= What to do =
Repeat each entry exactly and drop the pictures.
===== Input data
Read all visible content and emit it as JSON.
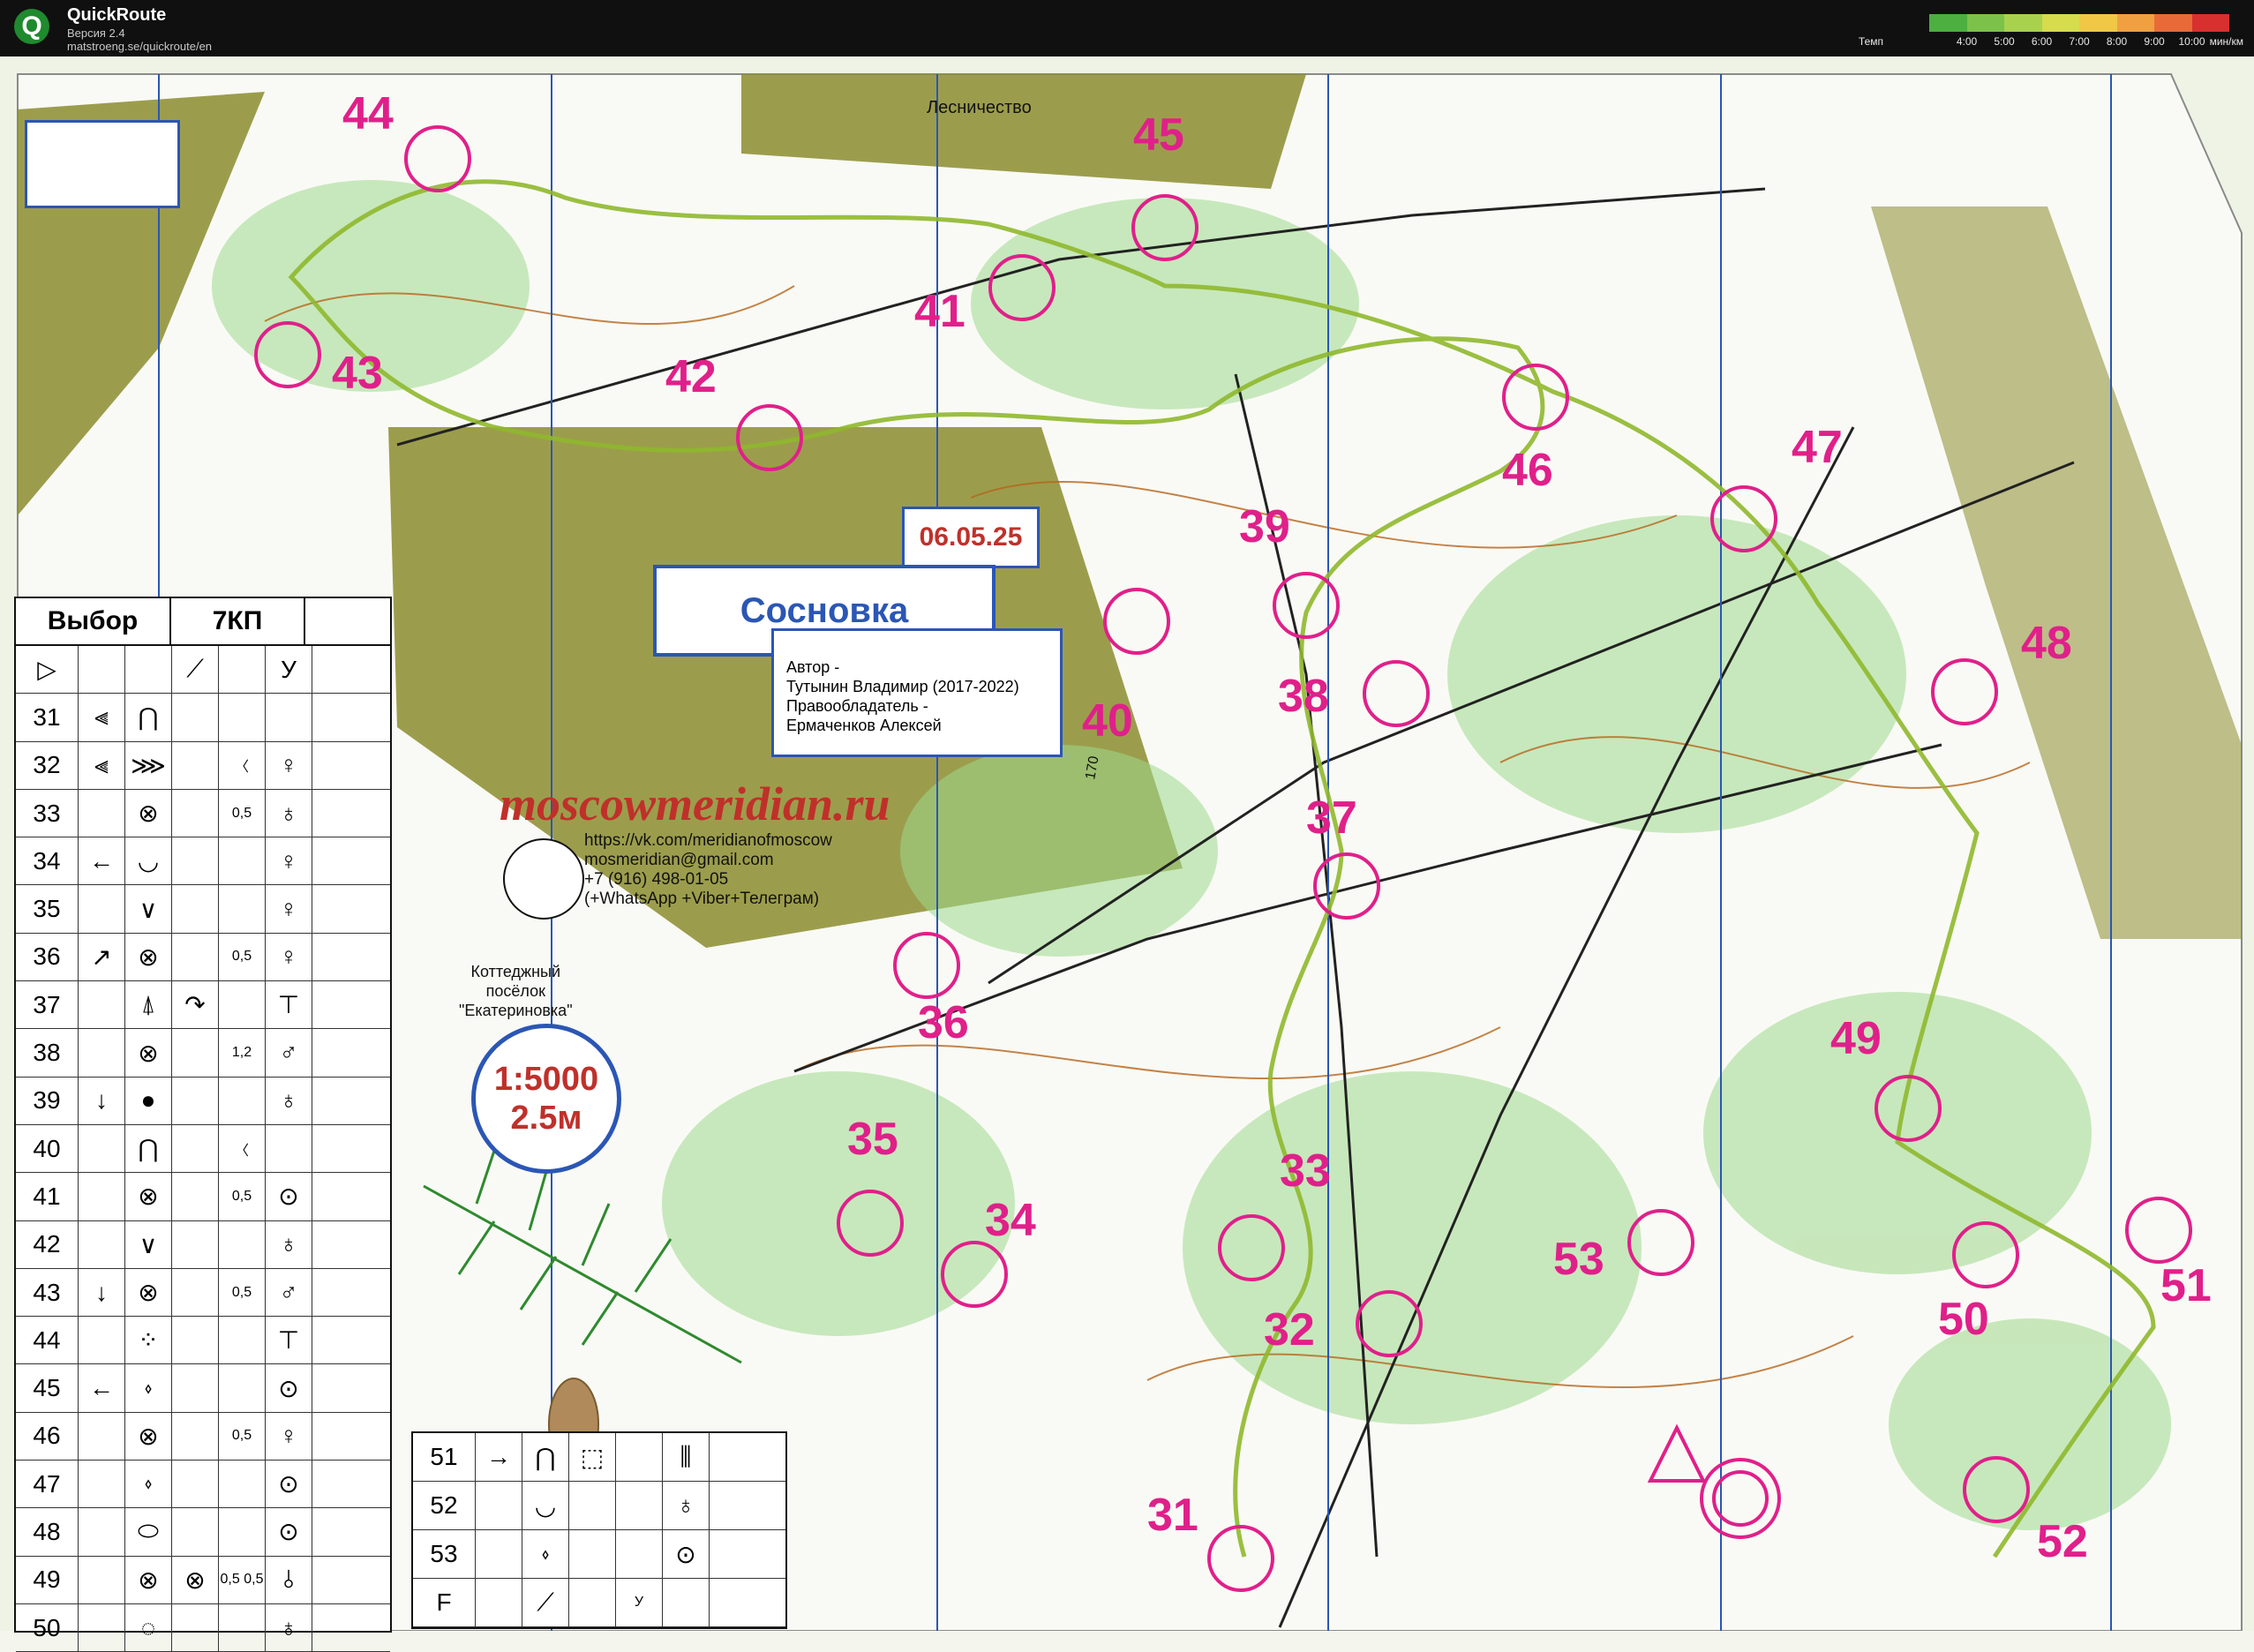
{
  "app": {
    "name": "QuickRoute",
    "version": "Версия 2.4",
    "url": "matstroeng.se/quickroute/en",
    "logo_letter": "Q"
  },
  "pace_legend": {
    "title": "Темп",
    "ticks": [
      "4:00",
      "5:00",
      "6:00",
      "7:00",
      "8:00",
      "9:00",
      "10:00"
    ],
    "unit": "мин/км",
    "colors": [
      "#4caf3f",
      "#7cc24a",
      "#a8d24d",
      "#d6dc4c",
      "#f0c845",
      "#f0a040",
      "#e86a38",
      "#d8302e"
    ]
  },
  "map": {
    "forestry_label": "Лесничество",
    "date": "06.05.25",
    "title": "Сосновка",
    "author_lines": [
      "Автор -",
      "Тутынин Владимир (2017-2022)",
      "Правообладатель -",
      "Ермаченков Алексей"
    ],
    "website": "moscowmeridian.ru",
    "contacts": [
      "https://vk.com/meridianofmoscow",
      "mosmeridian@gmail.com",
      "+7 (916) 498-01-05",
      "(+WhatsApp +Viber+Телеграм)"
    ],
    "village": [
      "Коттеджный",
      "посёлок",
      "\"Екатериновка\""
    ],
    "scale": "1:5000",
    "contour": "2.5м",
    "height_label": "170",
    "controls": [
      "31",
      "32",
      "33",
      "34",
      "35",
      "36",
      "37",
      "38",
      "39",
      "40",
      "41",
      "42",
      "43",
      "44",
      "45",
      "46",
      "47",
      "48",
      "49",
      "50",
      "51",
      "52",
      "53"
    ]
  },
  "description_table": {
    "header": [
      "Выбор",
      "7КП"
    ],
    "rows": [
      {
        "num": "▷",
        "c1": "",
        "c2": "",
        "c3": "⟋",
        "c4": "",
        "c5": "У",
        "c6": ""
      },
      {
        "num": "31",
        "c1": "⫷",
        "c2": "⋂",
        "c3": "",
        "c4": "",
        "c5": ""
      },
      {
        "num": "32",
        "c1": "⫷",
        "c2": "⋙",
        "c3": "",
        "c4": "〈",
        "c5": "♀"
      },
      {
        "num": "33",
        "c1": "",
        "c2": "⊗",
        "c3": "",
        "c4": "0,5",
        "c5": "♁"
      },
      {
        "num": "34",
        "c1": "←",
        "c2": "◡",
        "c3": "",
        "c4": "",
        "c5": "♀"
      },
      {
        "num": "35",
        "c1": "",
        "c2": "∨",
        "c3": "",
        "c4": "",
        "c5": "♀"
      },
      {
        "num": "36",
        "c1": "↗",
        "c2": "⊗",
        "c3": "",
        "c4": "0,5",
        "c5": "♀"
      },
      {
        "num": "37",
        "c1": "",
        "c2": "⍋",
        "c3": "↷",
        "c4": "",
        "c5": "⊤"
      },
      {
        "num": "38",
        "c1": "",
        "c2": "⊗",
        "c3": "",
        "c4": "1,2",
        "c5": "♂"
      },
      {
        "num": "39",
        "c1": "↓",
        "c2": "●",
        "c3": "",
        "c4": "",
        "c5": "♁"
      },
      {
        "num": "40",
        "c1": "",
        "c2": "⋂",
        "c3": "",
        "c4": "〈",
        "c5": ""
      },
      {
        "num": "41",
        "c1": "",
        "c2": "⊗",
        "c3": "",
        "c4": "0,5",
        "c5": "⊙"
      },
      {
        "num": "42",
        "c1": "",
        "c2": "∨",
        "c3": "",
        "c4": "",
        "c5": "♁"
      },
      {
        "num": "43",
        "c1": "↓",
        "c2": "⊗",
        "c3": "",
        "c4": "0,5",
        "c5": "♂"
      },
      {
        "num": "44",
        "c1": "",
        "c2": "⁘",
        "c3": "",
        "c4": "",
        "c5": "⊤"
      },
      {
        "num": "45",
        "c1": "←",
        "c2": "⬫",
        "c3": "",
        "c4": "",
        "c5": "⊙"
      },
      {
        "num": "46",
        "c1": "",
        "c2": "⊗",
        "c3": "",
        "c4": "0,5",
        "c5": "♀"
      },
      {
        "num": "47",
        "c1": "",
        "c2": "⬫",
        "c3": "",
        "c4": "",
        "c5": "⊙"
      },
      {
        "num": "48",
        "c1": "",
        "c2": "⬭",
        "c3": "",
        "c4": "",
        "c5": "⊙"
      },
      {
        "num": "49",
        "c1": "",
        "c2": "⊗",
        "c3": "⊗",
        "c4": "0,5 0,5",
        "c5": "⫰"
      },
      {
        "num": "50",
        "c1": "",
        "c2": "◌",
        "c3": "",
        "c4": "",
        "c5": "♁"
      }
    ]
  },
  "description_table_2": {
    "rows": [
      {
        "num": "51",
        "c1": "→",
        "c2": "⋂",
        "c3": "⬚",
        "c4": "",
        "c5": "⫼"
      },
      {
        "num": "52",
        "c1": "",
        "c2": "◡",
        "c3": "",
        "c4": "",
        "c5": "♁"
      },
      {
        "num": "53",
        "c1": "",
        "c2": "⬫",
        "c3": "",
        "c4": "",
        "c5": "⊙"
      },
      {
        "num": "F",
        "c1": "",
        "c2": "⟋",
        "c3": "",
        "c4": "У",
        "c5": ""
      }
    ]
  }
}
==========
= Complete response =
Read all visible content and emit it as JSON.
{
  "app": {
    "name": "QuickRoute",
    "version": "Версия 2.4",
    "url": "matstroeng.se/quickroute/en",
    "logo_letter": "Q"
  },
  "pace_legend": {
    "title": "Темп",
    "ticks": [
      "4:00",
      "5:00",
      "6:00",
      "7:00",
      "8:00",
      "9:00",
      "10:00"
    ],
    "unit": "мин/км",
    "colors": [
      "#4caf3f",
      "#7cc24a",
      "#a8d24d",
      "#d6dc4c",
      "#f0c845",
      "#f0a040",
      "#e86a38",
      "#d8302e"
    ]
  },
  "map": {
    "forestry_label": "Лесничество",
    "date": "06.05.25",
    "title": "Сосновка",
    "author_lines": [
      "Автор -",
      "Тутынин Владимир (2017-2022)",
      "Правообладатель -",
      "Ермаченков Алексей"
    ],
    "website": "moscowmeridian.ru",
    "contacts": [
      "https://vk.com/meridianofmoscow",
      "mosmeridian@gmail.com",
      "+7 (916) 498-01-05",
      "(+WhatsApp +Viber+Телеграм)"
    ],
    "village": [
      "Коттеджный",
      "посёлок",
      "\"Екатериновка\""
    ],
    "scale": "1:5000",
    "contour": "2.5м",
    "height_label": "170",
    "controls": [
      "31",
      "32",
      "33",
      "34",
      "35",
      "36",
      "37",
      "38",
      "39",
      "40",
      "41",
      "42",
      "43",
      "44",
      "45",
      "46",
      "47",
      "48",
      "49",
      "50",
      "51",
      "52",
      "53"
    ]
  },
  "description_table": {
    "header": [
      "Выбор",
      "7КП"
    ],
    "rows": [
      {
        "num": "▷",
        "c1": "",
        "c2": "",
        "c3": "⟋",
        "c4": "",
        "c5": "У",
        "c6": ""
      },
      {
        "num": "31",
        "c1": "⫷",
        "c2": "⋂",
        "c3": "",
        "c4": "",
        "c5": ""
      },
      {
        "num": "32",
        "c1": "⫷",
        "c2": "⋙",
        "c3": "",
        "c4": "〈",
        "c5": "♀"
      },
      {
        "num": "33",
        "c1": "",
        "c2": "⊗",
        "c3": "",
        "c4": "0,5",
        "c5": "♁"
      },
      {
        "num": "34",
        "c1": "←",
        "c2": "◡",
        "c3": "",
        "c4": "",
        "c5": "♀"
      },
      {
        "num": "35",
        "c1": "",
        "c2": "∨",
        "c3": "",
        "c4": "",
        "c5": "♀"
      },
      {
        "num": "36",
        "c1": "↗",
        "c2": "⊗",
        "c3": "",
        "c4": "0,5",
        "c5": "♀"
      },
      {
        "num": "37",
        "c1": "",
        "c2": "⍋",
        "c3": "↷",
        "c4": "",
        "c5": "⊤"
      },
      {
        "num": "38",
        "c1": "",
        "c2": "⊗",
        "c3": "",
        "c4": "1,2",
        "c5": "♂"
      },
      {
        "num": "39",
        "c1": "↓",
        "c2": "●",
        "c3": "",
        "c4": "",
        "c5": "♁"
      },
      {
        "num": "40",
        "c1": "",
        "c2": "⋂",
        "c3": "",
        "c4": "〈",
        "c5": ""
      },
      {
        "num": "41",
        "c1": "",
        "c2": "⊗",
        "c3": "",
        "c4": "0,5",
        "c5": "⊙"
      },
      {
        "num": "42",
        "c1": "",
        "c2": "∨",
        "c3": "",
        "c4": "",
        "c5": "♁"
      },
      {
        "num": "43",
        "c1": "↓",
        "c2": "⊗",
        "c3": "",
        "c4": "0,5",
        "c5": "♂"
      },
      {
        "num": "44",
        "c1": "",
        "c2": "⁘",
        "c3": "",
        "c4": "",
        "c5": "⊤"
      },
      {
        "num": "45",
        "c1": "←",
        "c2": "⬫",
        "c3": "",
        "c4": "",
        "c5": "⊙"
      },
      {
        "num": "46",
        "c1": "",
        "c2": "⊗",
        "c3": "",
        "c4": "0,5",
        "c5": "♀"
      },
      {
        "num": "47",
        "c1": "",
        "c2": "⬫",
        "c3": "",
        "c4": "",
        "c5": "⊙"
      },
      {
        "num": "48",
        "c1": "",
        "c2": "⬭",
        "c3": "",
        "c4": "",
        "c5": "⊙"
      },
      {
        "num": "49",
        "c1": "",
        "c2": "⊗",
        "c3": "⊗",
        "c4": "0,5 0,5",
        "c5": "⫰"
      },
      {
        "num": "50",
        "c1": "",
        "c2": "◌",
        "c3": "",
        "c4": "",
        "c5": "♁"
      }
    ]
  },
  "description_table_2": {
    "rows": [
      {
        "num": "51",
        "c1": "→",
        "c2": "⋂",
        "c3": "⬚",
        "c4": "",
        "c5": "⫼"
      },
      {
        "num": "52",
        "c1": "",
        "c2": "◡",
        "c3": "",
        "c4": "",
        "c5": "♁"
      },
      {
        "num": "53",
        "c1": "",
        "c2": "⬫",
        "c3": "",
        "c4": "",
        "c5": "⊙"
      },
      {
        "num": "F",
        "c1": "",
        "c2": "⟋",
        "c3": "",
        "c4": "У",
        "c5": ""
      }
    ]
  }
}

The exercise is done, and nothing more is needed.